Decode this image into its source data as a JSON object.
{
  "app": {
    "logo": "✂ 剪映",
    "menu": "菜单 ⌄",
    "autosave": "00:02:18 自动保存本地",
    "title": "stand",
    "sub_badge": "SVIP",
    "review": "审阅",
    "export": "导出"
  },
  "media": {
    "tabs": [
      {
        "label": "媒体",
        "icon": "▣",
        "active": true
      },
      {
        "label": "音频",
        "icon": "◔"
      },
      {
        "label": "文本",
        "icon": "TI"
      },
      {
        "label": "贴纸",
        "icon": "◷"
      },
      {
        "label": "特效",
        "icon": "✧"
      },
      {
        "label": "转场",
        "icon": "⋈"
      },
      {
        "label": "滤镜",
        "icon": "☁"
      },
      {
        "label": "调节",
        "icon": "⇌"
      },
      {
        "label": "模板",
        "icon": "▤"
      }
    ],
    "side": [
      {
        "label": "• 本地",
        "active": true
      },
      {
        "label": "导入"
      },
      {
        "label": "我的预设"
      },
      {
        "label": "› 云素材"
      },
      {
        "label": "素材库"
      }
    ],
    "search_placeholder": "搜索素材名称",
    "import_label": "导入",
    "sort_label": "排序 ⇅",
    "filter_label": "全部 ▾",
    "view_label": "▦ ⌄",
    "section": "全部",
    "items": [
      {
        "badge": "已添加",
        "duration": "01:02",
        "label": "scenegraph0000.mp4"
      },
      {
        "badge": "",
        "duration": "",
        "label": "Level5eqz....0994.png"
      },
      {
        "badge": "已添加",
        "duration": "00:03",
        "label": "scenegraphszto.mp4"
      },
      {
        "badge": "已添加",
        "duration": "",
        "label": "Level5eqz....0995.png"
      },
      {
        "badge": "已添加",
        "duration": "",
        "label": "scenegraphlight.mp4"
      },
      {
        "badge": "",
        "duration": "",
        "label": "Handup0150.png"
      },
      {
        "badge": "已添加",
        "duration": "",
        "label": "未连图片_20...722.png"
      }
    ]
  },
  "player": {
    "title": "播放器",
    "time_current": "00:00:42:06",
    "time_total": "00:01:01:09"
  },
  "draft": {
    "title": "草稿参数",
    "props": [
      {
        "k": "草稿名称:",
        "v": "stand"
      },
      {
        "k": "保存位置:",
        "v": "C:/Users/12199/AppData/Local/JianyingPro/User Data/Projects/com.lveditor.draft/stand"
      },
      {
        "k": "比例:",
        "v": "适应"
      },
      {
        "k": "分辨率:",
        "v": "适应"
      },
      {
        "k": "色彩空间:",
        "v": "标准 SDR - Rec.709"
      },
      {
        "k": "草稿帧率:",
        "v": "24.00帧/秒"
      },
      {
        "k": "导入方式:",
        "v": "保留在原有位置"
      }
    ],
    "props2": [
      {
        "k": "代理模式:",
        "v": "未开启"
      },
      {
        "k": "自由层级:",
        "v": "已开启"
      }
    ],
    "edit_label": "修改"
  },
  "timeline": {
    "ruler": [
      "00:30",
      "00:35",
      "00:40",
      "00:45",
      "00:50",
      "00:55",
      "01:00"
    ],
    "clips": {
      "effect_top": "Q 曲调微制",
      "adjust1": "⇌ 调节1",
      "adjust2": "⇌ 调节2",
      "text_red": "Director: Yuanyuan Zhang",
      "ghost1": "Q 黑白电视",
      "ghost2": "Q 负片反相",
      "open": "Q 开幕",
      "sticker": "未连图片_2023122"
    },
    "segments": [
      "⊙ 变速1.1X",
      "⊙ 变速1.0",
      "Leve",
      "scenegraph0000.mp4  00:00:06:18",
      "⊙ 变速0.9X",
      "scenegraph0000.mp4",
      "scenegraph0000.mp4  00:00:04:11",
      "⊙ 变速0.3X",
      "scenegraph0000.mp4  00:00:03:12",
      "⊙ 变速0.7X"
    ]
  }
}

* * *

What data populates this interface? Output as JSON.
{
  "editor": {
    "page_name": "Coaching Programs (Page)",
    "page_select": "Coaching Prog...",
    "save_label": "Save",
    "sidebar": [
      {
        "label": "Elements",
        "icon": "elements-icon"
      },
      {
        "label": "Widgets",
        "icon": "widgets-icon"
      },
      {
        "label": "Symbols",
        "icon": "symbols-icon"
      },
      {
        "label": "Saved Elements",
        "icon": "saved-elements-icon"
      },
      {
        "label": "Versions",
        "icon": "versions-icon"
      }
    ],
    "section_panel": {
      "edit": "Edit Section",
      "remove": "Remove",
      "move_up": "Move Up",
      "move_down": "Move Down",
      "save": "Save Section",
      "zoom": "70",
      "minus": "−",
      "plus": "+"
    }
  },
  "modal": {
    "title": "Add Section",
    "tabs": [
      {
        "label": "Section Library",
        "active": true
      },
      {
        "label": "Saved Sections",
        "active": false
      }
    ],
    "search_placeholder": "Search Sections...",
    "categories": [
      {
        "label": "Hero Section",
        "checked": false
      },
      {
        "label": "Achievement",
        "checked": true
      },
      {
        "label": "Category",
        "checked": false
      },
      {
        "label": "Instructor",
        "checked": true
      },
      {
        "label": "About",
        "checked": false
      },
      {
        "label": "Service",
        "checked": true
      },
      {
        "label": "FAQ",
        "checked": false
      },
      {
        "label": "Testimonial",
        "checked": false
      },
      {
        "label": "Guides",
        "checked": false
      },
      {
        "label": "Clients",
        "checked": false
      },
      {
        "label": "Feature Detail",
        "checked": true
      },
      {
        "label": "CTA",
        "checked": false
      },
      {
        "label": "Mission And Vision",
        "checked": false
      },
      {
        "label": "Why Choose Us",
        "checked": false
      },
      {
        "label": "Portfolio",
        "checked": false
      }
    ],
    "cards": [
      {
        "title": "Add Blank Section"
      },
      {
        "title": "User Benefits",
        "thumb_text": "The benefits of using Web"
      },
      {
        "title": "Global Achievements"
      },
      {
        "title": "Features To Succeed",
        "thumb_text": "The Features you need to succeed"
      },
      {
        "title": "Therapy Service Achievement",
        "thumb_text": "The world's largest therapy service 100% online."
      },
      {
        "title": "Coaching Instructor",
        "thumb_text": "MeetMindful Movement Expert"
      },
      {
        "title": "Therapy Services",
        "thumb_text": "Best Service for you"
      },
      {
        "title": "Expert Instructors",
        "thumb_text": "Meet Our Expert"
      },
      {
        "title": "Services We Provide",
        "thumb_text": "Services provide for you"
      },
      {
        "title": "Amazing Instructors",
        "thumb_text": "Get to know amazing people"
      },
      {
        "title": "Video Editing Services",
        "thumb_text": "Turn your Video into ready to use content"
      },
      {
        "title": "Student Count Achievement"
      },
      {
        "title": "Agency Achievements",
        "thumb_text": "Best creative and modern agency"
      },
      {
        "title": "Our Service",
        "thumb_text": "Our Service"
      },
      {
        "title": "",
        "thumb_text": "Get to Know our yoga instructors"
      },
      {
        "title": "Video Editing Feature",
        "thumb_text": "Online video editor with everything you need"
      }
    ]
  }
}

### SET TASK:
Lines from the records above that hold "Features" are the ones to list.

### FINAL ANSWER:
        "title": "Features To Succeed",
        "thumb_text": "The Features you need to succeed"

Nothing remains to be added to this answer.